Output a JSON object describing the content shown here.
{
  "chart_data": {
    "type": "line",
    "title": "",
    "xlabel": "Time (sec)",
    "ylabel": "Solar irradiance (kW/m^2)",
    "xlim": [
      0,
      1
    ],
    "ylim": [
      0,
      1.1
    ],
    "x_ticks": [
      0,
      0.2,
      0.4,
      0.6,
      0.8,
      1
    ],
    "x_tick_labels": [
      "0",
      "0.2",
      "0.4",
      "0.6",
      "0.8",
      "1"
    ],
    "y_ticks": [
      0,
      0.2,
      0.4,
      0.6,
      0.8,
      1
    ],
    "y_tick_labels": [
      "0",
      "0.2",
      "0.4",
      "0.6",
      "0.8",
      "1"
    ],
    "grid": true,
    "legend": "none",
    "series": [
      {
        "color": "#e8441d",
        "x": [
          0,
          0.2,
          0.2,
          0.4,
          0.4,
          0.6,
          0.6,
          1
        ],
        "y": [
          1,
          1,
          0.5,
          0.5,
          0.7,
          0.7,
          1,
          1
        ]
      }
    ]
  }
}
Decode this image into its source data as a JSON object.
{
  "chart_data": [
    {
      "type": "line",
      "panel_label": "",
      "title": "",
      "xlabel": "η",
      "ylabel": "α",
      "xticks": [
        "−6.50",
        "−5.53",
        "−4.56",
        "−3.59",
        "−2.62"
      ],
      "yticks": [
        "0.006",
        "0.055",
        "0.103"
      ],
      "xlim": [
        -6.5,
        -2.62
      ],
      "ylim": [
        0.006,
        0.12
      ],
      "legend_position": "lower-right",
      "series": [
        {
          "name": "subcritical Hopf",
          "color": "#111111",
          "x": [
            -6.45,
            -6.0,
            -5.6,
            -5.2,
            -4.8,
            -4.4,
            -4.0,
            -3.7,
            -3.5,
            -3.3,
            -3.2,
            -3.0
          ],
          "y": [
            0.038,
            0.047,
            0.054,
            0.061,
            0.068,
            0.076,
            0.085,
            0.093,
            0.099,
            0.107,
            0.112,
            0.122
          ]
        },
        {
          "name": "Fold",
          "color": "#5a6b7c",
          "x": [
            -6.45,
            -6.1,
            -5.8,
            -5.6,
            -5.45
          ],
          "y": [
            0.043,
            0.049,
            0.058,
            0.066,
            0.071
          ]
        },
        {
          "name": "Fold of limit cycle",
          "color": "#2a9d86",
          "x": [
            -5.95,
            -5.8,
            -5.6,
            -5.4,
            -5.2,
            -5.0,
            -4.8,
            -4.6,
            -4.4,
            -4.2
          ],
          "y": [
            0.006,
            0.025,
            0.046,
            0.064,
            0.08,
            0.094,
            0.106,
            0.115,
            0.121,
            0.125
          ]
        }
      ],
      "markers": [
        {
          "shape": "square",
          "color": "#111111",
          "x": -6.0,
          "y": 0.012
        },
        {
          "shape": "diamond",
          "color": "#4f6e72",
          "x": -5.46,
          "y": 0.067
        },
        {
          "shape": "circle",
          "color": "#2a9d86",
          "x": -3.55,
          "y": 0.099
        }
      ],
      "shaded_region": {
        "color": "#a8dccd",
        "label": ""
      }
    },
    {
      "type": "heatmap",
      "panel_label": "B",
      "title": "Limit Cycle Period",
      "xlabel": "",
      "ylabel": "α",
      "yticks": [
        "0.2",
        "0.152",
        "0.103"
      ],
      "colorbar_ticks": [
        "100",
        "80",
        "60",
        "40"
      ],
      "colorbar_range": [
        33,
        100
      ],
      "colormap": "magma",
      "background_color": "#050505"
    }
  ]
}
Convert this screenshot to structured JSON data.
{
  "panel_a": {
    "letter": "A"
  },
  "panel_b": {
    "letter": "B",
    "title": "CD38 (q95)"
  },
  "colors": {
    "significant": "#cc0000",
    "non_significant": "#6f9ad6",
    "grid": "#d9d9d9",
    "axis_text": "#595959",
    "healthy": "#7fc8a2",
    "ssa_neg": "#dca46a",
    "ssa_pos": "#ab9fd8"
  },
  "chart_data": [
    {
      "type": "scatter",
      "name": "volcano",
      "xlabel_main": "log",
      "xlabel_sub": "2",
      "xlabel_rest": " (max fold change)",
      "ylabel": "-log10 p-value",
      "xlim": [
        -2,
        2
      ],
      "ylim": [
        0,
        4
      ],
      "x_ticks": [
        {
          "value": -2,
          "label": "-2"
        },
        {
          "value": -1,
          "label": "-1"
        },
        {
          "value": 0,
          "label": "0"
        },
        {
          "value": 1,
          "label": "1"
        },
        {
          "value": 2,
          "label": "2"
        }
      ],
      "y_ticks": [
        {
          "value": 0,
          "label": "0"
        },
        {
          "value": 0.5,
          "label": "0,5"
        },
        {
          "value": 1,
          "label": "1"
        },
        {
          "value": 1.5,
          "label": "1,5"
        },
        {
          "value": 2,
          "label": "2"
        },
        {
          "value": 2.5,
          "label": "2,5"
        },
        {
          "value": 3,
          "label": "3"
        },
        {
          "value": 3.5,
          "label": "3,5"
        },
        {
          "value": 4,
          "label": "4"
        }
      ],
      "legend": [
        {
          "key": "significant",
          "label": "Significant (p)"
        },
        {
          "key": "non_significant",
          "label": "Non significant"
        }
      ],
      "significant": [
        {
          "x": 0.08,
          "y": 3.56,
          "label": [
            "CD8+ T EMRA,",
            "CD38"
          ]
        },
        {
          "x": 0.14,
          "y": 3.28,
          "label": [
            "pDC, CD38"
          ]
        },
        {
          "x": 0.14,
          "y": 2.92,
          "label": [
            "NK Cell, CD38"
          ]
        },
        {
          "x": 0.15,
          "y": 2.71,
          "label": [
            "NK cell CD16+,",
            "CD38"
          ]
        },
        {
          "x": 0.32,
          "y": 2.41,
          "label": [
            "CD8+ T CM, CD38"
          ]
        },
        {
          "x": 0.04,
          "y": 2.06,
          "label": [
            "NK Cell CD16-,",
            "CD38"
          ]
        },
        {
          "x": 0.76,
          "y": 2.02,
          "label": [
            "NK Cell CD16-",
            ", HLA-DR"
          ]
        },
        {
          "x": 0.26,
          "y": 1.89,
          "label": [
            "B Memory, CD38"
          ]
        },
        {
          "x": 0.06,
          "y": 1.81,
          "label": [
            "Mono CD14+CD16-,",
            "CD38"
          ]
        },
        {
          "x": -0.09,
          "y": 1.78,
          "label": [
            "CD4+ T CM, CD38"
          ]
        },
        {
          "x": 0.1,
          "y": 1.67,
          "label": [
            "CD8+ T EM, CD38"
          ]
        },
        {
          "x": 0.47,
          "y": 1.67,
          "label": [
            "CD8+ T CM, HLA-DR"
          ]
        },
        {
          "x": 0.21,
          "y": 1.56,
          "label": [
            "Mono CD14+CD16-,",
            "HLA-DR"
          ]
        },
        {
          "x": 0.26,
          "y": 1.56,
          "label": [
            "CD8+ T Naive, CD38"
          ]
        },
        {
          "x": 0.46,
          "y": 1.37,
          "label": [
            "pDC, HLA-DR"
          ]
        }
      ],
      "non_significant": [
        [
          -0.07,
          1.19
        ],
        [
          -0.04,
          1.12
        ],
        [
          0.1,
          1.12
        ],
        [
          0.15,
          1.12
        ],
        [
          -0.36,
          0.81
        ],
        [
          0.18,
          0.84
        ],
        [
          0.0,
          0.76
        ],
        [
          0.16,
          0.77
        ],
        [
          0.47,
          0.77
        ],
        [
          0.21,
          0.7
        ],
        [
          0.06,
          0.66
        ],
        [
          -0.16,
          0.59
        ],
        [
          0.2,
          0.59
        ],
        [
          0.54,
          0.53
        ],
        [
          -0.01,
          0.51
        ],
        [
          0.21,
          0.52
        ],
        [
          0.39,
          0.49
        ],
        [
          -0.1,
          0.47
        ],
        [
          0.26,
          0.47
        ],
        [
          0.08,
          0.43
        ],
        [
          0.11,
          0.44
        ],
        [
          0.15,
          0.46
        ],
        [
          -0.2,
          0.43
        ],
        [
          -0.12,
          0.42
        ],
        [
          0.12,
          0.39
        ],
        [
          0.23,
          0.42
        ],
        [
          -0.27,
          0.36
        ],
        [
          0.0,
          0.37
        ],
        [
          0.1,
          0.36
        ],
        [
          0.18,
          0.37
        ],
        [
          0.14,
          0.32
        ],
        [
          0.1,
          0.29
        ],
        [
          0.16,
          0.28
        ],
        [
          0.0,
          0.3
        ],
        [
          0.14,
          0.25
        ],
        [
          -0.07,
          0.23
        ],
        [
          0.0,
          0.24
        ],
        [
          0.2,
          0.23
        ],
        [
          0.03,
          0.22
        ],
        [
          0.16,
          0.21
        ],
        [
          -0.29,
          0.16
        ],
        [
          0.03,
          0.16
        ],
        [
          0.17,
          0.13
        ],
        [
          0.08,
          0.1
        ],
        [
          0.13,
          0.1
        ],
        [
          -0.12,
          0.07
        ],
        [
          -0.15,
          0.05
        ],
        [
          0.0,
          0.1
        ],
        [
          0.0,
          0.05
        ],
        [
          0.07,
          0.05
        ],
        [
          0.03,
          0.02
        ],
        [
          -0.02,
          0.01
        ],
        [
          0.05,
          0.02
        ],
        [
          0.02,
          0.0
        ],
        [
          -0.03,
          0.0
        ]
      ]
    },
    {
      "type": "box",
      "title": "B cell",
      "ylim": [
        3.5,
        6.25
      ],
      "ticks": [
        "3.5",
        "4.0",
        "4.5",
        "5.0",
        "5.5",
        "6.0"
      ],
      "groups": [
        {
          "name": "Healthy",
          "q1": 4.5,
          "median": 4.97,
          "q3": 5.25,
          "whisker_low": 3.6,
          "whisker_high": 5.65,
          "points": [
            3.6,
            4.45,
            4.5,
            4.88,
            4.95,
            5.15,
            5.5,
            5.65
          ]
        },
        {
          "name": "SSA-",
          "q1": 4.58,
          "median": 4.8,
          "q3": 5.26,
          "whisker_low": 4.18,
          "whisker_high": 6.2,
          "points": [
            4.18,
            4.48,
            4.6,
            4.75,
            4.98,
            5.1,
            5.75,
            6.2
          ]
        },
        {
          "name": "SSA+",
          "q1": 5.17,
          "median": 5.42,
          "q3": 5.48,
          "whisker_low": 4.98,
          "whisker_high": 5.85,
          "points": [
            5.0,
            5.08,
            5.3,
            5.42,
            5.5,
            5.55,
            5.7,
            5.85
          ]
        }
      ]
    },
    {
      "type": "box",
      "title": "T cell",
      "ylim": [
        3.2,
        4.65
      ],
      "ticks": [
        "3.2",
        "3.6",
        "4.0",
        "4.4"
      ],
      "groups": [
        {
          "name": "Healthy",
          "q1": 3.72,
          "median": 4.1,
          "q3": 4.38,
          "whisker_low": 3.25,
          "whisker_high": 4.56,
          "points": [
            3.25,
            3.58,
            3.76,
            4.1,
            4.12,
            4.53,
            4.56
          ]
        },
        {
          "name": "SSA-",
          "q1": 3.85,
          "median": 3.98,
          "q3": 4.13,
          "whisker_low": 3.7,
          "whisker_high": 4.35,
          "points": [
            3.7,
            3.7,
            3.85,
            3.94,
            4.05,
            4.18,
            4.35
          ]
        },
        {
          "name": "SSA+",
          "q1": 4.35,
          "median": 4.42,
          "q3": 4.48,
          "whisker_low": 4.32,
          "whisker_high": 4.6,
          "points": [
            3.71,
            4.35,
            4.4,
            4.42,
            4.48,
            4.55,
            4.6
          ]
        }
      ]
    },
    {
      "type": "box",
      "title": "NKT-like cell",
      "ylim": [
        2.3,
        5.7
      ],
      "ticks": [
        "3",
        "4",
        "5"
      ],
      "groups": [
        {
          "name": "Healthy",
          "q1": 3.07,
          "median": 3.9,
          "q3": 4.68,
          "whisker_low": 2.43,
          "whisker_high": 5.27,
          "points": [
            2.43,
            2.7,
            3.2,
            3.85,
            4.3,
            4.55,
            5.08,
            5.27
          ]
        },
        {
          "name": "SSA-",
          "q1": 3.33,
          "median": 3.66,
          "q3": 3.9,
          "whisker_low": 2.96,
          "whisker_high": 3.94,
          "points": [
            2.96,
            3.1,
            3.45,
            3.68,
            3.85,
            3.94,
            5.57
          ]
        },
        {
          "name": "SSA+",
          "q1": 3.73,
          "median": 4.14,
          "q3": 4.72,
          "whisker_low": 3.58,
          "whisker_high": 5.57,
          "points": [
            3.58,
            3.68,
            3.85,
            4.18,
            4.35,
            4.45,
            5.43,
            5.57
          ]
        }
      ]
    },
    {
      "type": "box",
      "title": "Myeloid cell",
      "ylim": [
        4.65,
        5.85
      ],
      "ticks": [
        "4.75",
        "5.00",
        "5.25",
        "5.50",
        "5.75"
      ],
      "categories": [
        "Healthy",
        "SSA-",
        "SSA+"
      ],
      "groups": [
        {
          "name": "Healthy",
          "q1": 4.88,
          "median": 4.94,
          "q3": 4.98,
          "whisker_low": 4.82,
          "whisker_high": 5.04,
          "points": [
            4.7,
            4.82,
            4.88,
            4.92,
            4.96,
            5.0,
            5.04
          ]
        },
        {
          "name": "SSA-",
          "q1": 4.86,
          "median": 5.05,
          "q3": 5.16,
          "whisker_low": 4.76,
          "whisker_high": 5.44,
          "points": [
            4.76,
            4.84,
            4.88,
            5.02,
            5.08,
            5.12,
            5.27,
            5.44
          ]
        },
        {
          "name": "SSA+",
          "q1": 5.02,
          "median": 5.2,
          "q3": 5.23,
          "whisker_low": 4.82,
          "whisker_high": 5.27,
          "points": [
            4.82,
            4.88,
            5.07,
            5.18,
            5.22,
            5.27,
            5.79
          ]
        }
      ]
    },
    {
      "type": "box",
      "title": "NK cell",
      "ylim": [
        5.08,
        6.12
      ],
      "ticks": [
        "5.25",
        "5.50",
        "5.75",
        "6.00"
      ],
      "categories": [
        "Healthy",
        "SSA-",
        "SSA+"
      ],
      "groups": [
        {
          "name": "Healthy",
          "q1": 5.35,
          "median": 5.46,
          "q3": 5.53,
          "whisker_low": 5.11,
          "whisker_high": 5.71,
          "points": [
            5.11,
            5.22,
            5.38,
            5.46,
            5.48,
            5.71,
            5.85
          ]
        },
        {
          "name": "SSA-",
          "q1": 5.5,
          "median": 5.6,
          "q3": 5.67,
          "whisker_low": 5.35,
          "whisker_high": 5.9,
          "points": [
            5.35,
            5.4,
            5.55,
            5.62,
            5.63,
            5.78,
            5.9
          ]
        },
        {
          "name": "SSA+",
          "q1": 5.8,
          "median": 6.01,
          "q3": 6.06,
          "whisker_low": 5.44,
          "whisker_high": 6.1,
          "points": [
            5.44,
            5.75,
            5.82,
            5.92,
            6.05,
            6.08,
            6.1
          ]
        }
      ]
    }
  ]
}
__________________________________________________
> **DIRECTIVE**
Copy each line containing the word "object" from the data.

> **TASK SOLUTION**
Output a JSON object describing the content shown here.
Decode this image into its source data as a JSON object.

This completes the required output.